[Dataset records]
◆ ◆ ◆ ◆ ◆ ◆ ◆
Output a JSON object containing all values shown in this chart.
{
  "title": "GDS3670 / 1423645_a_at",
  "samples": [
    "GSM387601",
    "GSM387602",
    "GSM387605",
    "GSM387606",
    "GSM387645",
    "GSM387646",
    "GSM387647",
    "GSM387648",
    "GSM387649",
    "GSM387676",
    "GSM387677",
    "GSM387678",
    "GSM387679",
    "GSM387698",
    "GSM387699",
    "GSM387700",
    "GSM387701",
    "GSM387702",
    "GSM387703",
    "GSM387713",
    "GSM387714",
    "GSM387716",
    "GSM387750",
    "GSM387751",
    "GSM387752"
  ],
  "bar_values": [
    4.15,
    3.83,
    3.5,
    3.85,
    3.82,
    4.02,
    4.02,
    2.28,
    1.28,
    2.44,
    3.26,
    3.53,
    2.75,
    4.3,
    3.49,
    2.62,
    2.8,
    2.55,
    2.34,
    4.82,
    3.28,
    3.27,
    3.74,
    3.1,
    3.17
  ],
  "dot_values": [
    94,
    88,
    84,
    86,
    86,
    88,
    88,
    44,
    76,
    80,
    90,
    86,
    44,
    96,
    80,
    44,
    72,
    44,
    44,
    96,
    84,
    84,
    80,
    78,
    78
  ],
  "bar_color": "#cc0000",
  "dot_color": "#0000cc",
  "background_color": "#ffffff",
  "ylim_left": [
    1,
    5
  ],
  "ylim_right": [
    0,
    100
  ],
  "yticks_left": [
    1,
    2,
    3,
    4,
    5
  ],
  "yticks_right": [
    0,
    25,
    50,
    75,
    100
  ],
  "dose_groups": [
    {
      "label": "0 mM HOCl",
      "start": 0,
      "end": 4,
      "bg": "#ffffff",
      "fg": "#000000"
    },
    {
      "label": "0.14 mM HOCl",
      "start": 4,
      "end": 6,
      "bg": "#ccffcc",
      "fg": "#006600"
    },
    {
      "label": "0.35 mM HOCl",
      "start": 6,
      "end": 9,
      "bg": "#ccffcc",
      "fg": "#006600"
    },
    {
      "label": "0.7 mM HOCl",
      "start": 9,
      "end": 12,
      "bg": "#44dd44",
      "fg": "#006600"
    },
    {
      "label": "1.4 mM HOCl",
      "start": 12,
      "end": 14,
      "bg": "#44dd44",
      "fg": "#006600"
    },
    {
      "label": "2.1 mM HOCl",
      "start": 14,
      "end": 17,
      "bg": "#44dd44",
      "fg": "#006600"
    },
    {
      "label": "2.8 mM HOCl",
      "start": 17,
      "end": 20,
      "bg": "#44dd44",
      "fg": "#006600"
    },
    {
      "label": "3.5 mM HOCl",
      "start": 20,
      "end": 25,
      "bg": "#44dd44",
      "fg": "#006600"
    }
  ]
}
◆ ◆ ◆ ◆ ◆ ◆ ◆
**SHORT PROBLEM**
Write out the whole listing again, exactly as it stands.

**FINAL ANSWER**
Output a JSON object containing all values shown in this chart.
{
  "title": "GDS3670 / 1423645_a_at",
  "samples": [
    "GSM387601",
    "GSM387602",
    "GSM387605",
    "GSM387606",
    "GSM387645",
    "GSM387646",
    "GSM387647",
    "GSM387648",
    "GSM387649",
    "GSM387676",
    "GSM387677",
    "GSM387678",
    "GSM387679",
    "GSM387698",
    "GSM387699",
    "GSM387700",
    "GSM387701",
    "GSM387702",
    "GSM387703",
    "GSM387713",
    "GSM387714",
    "GSM387716",
    "GSM387750",
    "GSM387751",
    "GSM387752"
  ],
  "bar_values": [
    4.15,
    3.83,
    3.5,
    3.85,
    3.82,
    4.02,
    4.02,
    2.28,
    1.28,
    2.44,
    3.26,
    3.53,
    2.75,
    4.3,
    3.49,
    2.62,
    2.8,
    2.55,
    2.34,
    4.82,
    3.28,
    3.27,
    3.74,
    3.1,
    3.17
  ],
  "dot_values": [
    94,
    88,
    84,
    86,
    86,
    88,
    88,
    44,
    76,
    80,
    90,
    86,
    44,
    96,
    80,
    44,
    72,
    44,
    44,
    96,
    84,
    84,
    80,
    78,
    78
  ],
  "bar_color": "#cc0000",
  "dot_color": "#0000cc",
  "background_color": "#ffffff",
  "ylim_left": [
    1,
    5
  ],
  "ylim_right": [
    0,
    100
  ],
  "yticks_left": [
    1,
    2,
    3,
    4,
    5
  ],
  "yticks_right": [
    0,
    25,
    50,
    75,
    100
  ],
  "dose_groups": [
    {
      "label": "0 mM HOCl",
      "start": 0,
      "end": 4,
      "bg": "#ffffff",
      "fg": "#000000"
    },
    {
      "label": "0.14 mM HOCl",
      "start": 4,
      "end": 6,
      "bg": "#ccffcc",
      "fg": "#006600"
    },
    {
      "label": "0.35 mM HOCl",
      "start": 6,
      "end": 9,
      "bg": "#ccffcc",
      "fg": "#006600"
    },
    {
      "label": "0.7 mM HOCl",
      "start": 9,
      "end": 12,
      "bg": "#44dd44",
      "fg": "#006600"
    },
    {
      "label": "1.4 mM HOCl",
      "start": 12,
      "end": 14,
      "bg": "#44dd44",
      "fg": "#006600"
    },
    {
      "label": "2.1 mM HOCl",
      "start": 14,
      "end": 17,
      "bg": "#44dd44",
      "fg": "#006600"
    },
    {
      "label": "2.8 mM HOCl",
      "start": 17,
      "end": 20,
      "bg": "#44dd44",
      "fg": "#006600"
    },
    {
      "label": "3.5 mM HOCl",
      "start": 20,
      "end": 25,
      "bg": "#44dd44",
      "fg": "#006600"
    }
  ]
}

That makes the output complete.